• TASK STATEMENT
Copy out every record below, word for word.

• RAW DATA

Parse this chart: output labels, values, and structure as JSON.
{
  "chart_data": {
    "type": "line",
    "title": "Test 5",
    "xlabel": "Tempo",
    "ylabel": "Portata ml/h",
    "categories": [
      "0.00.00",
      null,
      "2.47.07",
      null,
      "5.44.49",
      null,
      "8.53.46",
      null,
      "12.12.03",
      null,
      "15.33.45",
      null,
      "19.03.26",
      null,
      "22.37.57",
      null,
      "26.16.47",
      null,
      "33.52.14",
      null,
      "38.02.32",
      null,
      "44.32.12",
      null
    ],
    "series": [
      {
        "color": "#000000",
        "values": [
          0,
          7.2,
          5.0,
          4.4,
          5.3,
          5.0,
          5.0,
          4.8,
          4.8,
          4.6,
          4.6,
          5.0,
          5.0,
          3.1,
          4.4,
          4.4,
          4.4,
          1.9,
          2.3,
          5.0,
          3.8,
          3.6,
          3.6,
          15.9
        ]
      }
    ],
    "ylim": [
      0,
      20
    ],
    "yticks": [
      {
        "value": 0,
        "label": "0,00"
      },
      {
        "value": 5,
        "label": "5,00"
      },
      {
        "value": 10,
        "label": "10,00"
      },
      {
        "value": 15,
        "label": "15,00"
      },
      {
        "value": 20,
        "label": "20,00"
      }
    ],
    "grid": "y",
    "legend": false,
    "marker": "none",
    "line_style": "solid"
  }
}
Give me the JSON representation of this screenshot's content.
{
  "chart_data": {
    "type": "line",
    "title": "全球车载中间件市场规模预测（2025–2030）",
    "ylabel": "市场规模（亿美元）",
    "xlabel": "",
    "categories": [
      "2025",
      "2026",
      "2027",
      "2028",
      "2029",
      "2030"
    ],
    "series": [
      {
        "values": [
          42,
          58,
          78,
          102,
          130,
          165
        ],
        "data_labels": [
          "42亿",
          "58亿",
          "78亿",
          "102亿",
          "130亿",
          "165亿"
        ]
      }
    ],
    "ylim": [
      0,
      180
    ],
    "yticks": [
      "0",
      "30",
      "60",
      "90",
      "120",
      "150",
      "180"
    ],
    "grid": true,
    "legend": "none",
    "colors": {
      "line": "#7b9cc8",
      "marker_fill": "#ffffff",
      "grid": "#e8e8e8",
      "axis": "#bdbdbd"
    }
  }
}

• RESPONSE FOR THIS EXERCISE
Parse this chart: output labels, values, and structure as JSON.
{
  "chart_data": {
    "type": "line",
    "title": "Test 5",
    "xlabel": "Tempo",
    "ylabel": "Portata ml/h",
    "categories": [
      "0.00.00",
      null,
      "2.47.07",
      null,
      "5.44.49",
      null,
      "8.53.46",
      null,
      "12.12.03",
      null,
      "15.33.45",
      null,
      "19.03.26",
      null,
      "22.37.57",
      null,
      "26.16.47",
      null,
      "33.52.14",
      null,
      "38.02.32",
      null,
      "44.32.12",
      null
    ],
    "series": [
      {
        "color": "#000000",
        "values": [
          0,
          7.2,
          5.0,
          4.4,
          5.3,
          5.0,
          5.0,
          4.8,
          4.8,
          4.6,
          4.6,
          5.0,
          5.0,
          3.1,
          4.4,
          4.4,
          4.4,
          1.9,
          2.3,
          5.0,
          3.8,
          3.6,
          3.6,
          15.9
        ]
      }
    ],
    "ylim": [
      0,
      20
    ],
    "yticks": [
      {
        "value": 0,
        "label": "0,00"
      },
      {
        "value": 5,
        "label": "5,00"
      },
      {
        "value": 10,
        "label": "10,00"
      },
      {
        "value": 15,
        "label": "15,00"
      },
      {
        "value": 20,
        "label": "20,00"
      }
    ],
    "grid": "y",
    "legend": false,
    "marker": "none",
    "line_style": "solid"
  }
}
Give me the JSON representation of this screenshot's content.
{
  "chart_data": {
    "type": "line",
    "title": "全球车载中间件市场规模预测（2025–2030）",
    "ylabel": "市场规模（亿美元）",
    "xlabel": "",
    "categories": [
      "2025",
      "2026",
      "2027",
      "2028",
      "2029",
      "2030"
    ],
    "series": [
      {
        "values": [
          42,
          58,
          78,
          102,
          130,
          165
        ],
        "data_labels": [
          "42亿",
          "58亿",
          "78亿",
          "102亿",
          "130亿",
          "165亿"
        ]
      }
    ],
    "ylim": [
      0,
      180
    ],
    "yticks": [
      "0",
      "30",
      "60",
      "90",
      "120",
      "150",
      "180"
    ],
    "grid": true,
    "legend": "none",
    "colors": {
      "line": "#7b9cc8",
      "marker_fill": "#ffffff",
      "grid": "#e8e8e8",
      "axis": "#bdbdbd"
    }
  }
}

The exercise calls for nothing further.